Records contained in a dataset
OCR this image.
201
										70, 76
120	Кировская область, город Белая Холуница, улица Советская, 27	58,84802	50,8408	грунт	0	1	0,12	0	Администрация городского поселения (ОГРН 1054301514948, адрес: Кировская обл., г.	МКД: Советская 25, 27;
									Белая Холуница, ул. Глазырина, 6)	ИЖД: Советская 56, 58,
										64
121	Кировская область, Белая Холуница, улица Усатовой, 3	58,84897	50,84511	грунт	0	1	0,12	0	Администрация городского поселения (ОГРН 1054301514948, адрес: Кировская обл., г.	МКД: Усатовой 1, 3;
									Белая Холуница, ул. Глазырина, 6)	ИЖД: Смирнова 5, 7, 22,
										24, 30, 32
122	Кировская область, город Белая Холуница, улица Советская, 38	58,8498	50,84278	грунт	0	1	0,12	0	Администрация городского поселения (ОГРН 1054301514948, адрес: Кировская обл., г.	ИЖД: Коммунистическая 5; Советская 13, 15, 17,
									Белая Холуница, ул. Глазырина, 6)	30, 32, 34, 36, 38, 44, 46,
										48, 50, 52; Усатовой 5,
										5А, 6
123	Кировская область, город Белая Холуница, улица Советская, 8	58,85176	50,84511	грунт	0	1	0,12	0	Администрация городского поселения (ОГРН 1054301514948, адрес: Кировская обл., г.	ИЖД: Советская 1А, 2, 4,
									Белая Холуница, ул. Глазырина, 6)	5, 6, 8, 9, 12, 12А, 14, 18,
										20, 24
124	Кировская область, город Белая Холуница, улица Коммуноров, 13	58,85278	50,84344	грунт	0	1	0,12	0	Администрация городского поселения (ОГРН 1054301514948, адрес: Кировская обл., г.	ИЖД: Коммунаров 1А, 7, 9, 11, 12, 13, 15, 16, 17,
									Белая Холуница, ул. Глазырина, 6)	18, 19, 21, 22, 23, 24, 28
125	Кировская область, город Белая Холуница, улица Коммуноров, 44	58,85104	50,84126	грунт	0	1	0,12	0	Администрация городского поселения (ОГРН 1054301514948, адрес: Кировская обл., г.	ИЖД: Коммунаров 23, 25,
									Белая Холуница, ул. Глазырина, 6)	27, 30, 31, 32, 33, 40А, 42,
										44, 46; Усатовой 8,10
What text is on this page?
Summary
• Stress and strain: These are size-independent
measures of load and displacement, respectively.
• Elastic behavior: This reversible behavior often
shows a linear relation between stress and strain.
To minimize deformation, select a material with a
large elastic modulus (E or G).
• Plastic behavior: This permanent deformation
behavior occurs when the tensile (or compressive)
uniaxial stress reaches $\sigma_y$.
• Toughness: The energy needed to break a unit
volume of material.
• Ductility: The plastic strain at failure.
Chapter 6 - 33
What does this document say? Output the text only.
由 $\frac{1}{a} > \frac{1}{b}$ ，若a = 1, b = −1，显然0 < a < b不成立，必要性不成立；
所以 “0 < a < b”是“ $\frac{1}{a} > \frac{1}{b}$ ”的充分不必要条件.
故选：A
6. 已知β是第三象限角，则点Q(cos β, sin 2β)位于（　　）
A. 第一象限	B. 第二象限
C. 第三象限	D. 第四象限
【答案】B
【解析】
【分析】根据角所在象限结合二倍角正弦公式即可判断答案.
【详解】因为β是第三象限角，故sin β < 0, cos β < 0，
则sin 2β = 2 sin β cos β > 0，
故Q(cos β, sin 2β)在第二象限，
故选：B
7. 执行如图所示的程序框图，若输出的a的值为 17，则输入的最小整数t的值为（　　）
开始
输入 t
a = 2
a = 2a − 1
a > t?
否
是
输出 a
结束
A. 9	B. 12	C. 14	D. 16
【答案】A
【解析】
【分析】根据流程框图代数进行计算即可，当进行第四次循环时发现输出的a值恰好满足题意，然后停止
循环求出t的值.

**EXERCISE AIM**
Repeat the material above in full, keeping every word.

**SOLUTION TO THE PROBLEM**
OCR this image.
201
										70, 76
120	Кировская область, город Белая Холуница, улица Советская, 27	58,84802	50,8408	грунт	0	1	0,12	0	Администрация городского поселения (ОГРН 1054301514948, адрес: Кировская обл., г.	МКД: Советская 25, 27;
									Белая Холуница, ул. Глазырина, 6)	ИЖД: Советская 56, 58,
										64
121	Кировская область, Белая Холуница, улица Усатовой, 3	58,84897	50,84511	грунт	0	1	0,12	0	Администрация городского поселения (ОГРН 1054301514948, адрес: Кировская обл., г.	МКД: Усатовой 1, 3;
									Белая Холуница, ул. Глазырина, 6)	ИЖД: Смирнова 5, 7, 22,
										24, 30, 32
122	Кировская область, город Белая Холуница, улица Советская, 38	58,8498	50,84278	грунт	0	1	0,12	0	Администрация городского поселения (ОГРН 1054301514948, адрес: Кировская обл., г.	ИЖД: Коммунистическая 5; Советская 13, 15, 17,
									Белая Холуница, ул. Глазырина, 6)	30, 32, 34, 36, 38, 44, 46,
										48, 50, 52; Усатовой 5,
										5А, 6
123	Кировская область, город Белая Холуница, улица Советская, 8	58,85176	50,84511	грунт	0	1	0,12	0	Администрация городского поселения (ОГРН 1054301514948, адрес: Кировская обл., г.	ИЖД: Советская 1А, 2, 4,
									Белая Холуница, ул. Глазырина, 6)	5, 6, 8, 9, 12, 12А, 14, 18,
										20, 24
124	Кировская область, город Белая Холуница, улица Коммуноров, 13	58,85278	50,84344	грунт	0	1	0,12	0	Администрация городского поселения (ОГРН 1054301514948, адрес: Кировская обл., г.	ИЖД: Коммунаров 1А, 7, 9, 11, 12, 13, 15, 16, 17,
									Белая Холуница, ул. Глазырина, 6)	18, 19, 21, 22, 23, 24, 28
125	Кировская область, город Белая Холуница, улица Коммуноров, 44	58,85104	50,84126	грунт	0	1	0,12	0	Администрация городского поселения (ОГРН 1054301514948, адрес: Кировская обл., г.	ИЖД: Коммунаров 23, 25,
									Белая Холуница, ул. Глазырина, 6)	27, 30, 31, 32, 33, 40А, 42,
										44, 46; Усатовой 8,10
What text is on this page?
Summary
• Stress and strain: These are size-independent
measures of load and displacement, respectively.
• Elastic behavior: This reversible behavior often
shows a linear relation between stress and strain.
To minimize deformation, select a material with a
large elastic modulus (E or G).
• Plastic behavior: This permanent deformation
behavior occurs when the tensile (or compressive)
uniaxial stress reaches $\sigma_y$.
• Toughness: The energy needed to break a unit
volume of material.
• Ductility: The plastic strain at failure.
Chapter 6 - 33
What does this document say? Output the text only.
由 $\frac{1}{a} > \frac{1}{b}$ ，若a = 1, b = −1，显然0 < a < b不成立，必要性不成立；
所以 “0 < a < b”是“ $\frac{1}{a} > \frac{1}{b}$ ”的充分不必要条件.
故选：A
6. 已知β是第三象限角，则点Q(cos β, sin 2β)位于（　　）
A. 第一象限	B. 第二象限
C. 第三象限	D. 第四象限
【答案】B
【解析】
【分析】根据角所在象限结合二倍角正弦公式即可判断答案.
【详解】因为β是第三象限角，故sin β < 0, cos β < 0，
则sin 2β = 2 sin β cos β > 0，
故Q(cos β, sin 2β)在第二象限，
故选：B
7. 执行如图所示的程序框图，若输出的a的值为 17，则输入的最小整数t的值为（　　）
开始
输入 t
a = 2
a = 2a − 1
a > t?
否
是
输出 a
结束
A. 9	B. 12	C. 14	D. 16
【答案】A
【解析】
【分析】根据流程框图代数进行计算即可，当进行第四次循环时发现输出的a值恰好满足题意，然后停止
循环求出t的值.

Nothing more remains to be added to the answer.